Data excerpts
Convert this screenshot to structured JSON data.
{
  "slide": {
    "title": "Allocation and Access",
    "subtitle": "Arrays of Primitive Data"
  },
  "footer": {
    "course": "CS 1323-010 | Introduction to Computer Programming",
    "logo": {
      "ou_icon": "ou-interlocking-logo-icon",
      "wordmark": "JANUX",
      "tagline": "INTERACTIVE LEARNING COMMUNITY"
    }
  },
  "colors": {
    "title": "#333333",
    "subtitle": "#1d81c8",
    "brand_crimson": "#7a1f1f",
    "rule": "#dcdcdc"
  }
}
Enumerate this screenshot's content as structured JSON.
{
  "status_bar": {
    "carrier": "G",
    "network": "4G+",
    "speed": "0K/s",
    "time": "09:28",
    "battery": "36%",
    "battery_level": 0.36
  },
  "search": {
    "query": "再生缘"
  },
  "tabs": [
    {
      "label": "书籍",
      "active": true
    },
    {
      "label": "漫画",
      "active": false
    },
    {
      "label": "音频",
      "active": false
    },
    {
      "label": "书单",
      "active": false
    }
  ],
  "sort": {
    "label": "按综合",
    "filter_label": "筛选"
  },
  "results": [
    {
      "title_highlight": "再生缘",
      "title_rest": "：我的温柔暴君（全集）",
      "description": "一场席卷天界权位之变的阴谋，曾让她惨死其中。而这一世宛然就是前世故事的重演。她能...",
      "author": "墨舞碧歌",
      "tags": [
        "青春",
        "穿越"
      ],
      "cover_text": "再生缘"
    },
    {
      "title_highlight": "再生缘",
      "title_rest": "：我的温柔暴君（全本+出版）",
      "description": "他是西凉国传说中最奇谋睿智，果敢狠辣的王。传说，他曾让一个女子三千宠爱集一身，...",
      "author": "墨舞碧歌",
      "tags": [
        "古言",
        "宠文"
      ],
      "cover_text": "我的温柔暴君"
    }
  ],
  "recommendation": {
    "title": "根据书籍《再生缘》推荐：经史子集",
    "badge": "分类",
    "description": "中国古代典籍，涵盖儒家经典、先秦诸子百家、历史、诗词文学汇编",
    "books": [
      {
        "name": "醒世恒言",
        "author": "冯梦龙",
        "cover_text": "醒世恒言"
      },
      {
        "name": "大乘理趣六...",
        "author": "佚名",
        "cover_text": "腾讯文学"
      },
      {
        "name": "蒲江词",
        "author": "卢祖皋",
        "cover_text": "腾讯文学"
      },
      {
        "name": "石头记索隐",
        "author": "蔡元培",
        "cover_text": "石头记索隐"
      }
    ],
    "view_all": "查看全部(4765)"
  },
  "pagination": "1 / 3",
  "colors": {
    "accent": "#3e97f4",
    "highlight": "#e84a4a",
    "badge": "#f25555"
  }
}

▸ **Requirements**: Output each entry precisely as given.

▸ **Finished exercise**:
Convert this screenshot to structured JSON data.
{
  "slide": {
    "title": "Allocation and Access",
    "subtitle": "Arrays of Primitive Data"
  },
  "footer": {
    "course": "CS 1323-010 | Introduction to Computer Programming",
    "logo": {
      "ou_icon": "ou-interlocking-logo-icon",
      "wordmark": "JANUX",
      "tagline": "INTERACTIVE LEARNING COMMUNITY"
    }
  },
  "colors": {
    "title": "#333333",
    "subtitle": "#1d81c8",
    "brand_crimson": "#7a1f1f",
    "rule": "#dcdcdc"
  }
}
Enumerate this screenshot's content as structured JSON.
{
  "status_bar": {
    "carrier": "G",
    "network": "4G+",
    "speed": "0K/s",
    "time": "09:28",
    "battery": "36%",
    "battery_level": 0.36
  },
  "search": {
    "query": "再生缘"
  },
  "tabs": [
    {
      "label": "书籍",
      "active": true
    },
    {
      "label": "漫画",
      "active": false
    },
    {
      "label": "音频",
      "active": false
    },
    {
      "label": "书单",
      "active": false
    }
  ],
  "sort": {
    "label": "按综合",
    "filter_label": "筛选"
  },
  "results": [
    {
      "title_highlight": "再生缘",
      "title_rest": "：我的温柔暴君（全集）",
      "description": "一场席卷天界权位之变的阴谋，曾让她惨死其中。而这一世宛然就是前世故事的重演。她能...",
      "author": "墨舞碧歌",
      "tags": [
        "青春",
        "穿越"
      ],
      "cover_text": "再生缘"
    },
    {
      "title_highlight": "再生缘",
      "title_rest": "：我的温柔暴君（全本+出版）",
      "description": "他是西凉国传说中最奇谋睿智，果敢狠辣的王。传说，他曾让一个女子三千宠爱集一身，...",
      "author": "墨舞碧歌",
      "tags": [
        "古言",
        "宠文"
      ],
      "cover_text": "我的温柔暴君"
    }
  ],
  "recommendation": {
    "title": "根据书籍《再生缘》推荐：经史子集",
    "badge": "分类",
    "description": "中国古代典籍，涵盖儒家经典、先秦诸子百家、历史、诗词文学汇编",
    "books": [
      {
        "name": "醒世恒言",
        "author": "冯梦龙",
        "cover_text": "醒世恒言"
      },
      {
        "name": "大乘理趣六...",
        "author": "佚名",
        "cover_text": "腾讯文学"
      },
      {
        "name": "蒲江词",
        "author": "卢祖皋",
        "cover_text": "腾讯文学"
      },
      {
        "name": "石头记索隐",
        "author": "蔡元培",
        "cover_text": "石头记索隐"
      }
    ],
    "view_all": "查看全部(4765)"
  },
  "pagination": "1 / 3",
  "colors": {
    "accent": "#3e97f4",
    "highlight": "#e84a4a",
    "badge": "#f25555"
  }
}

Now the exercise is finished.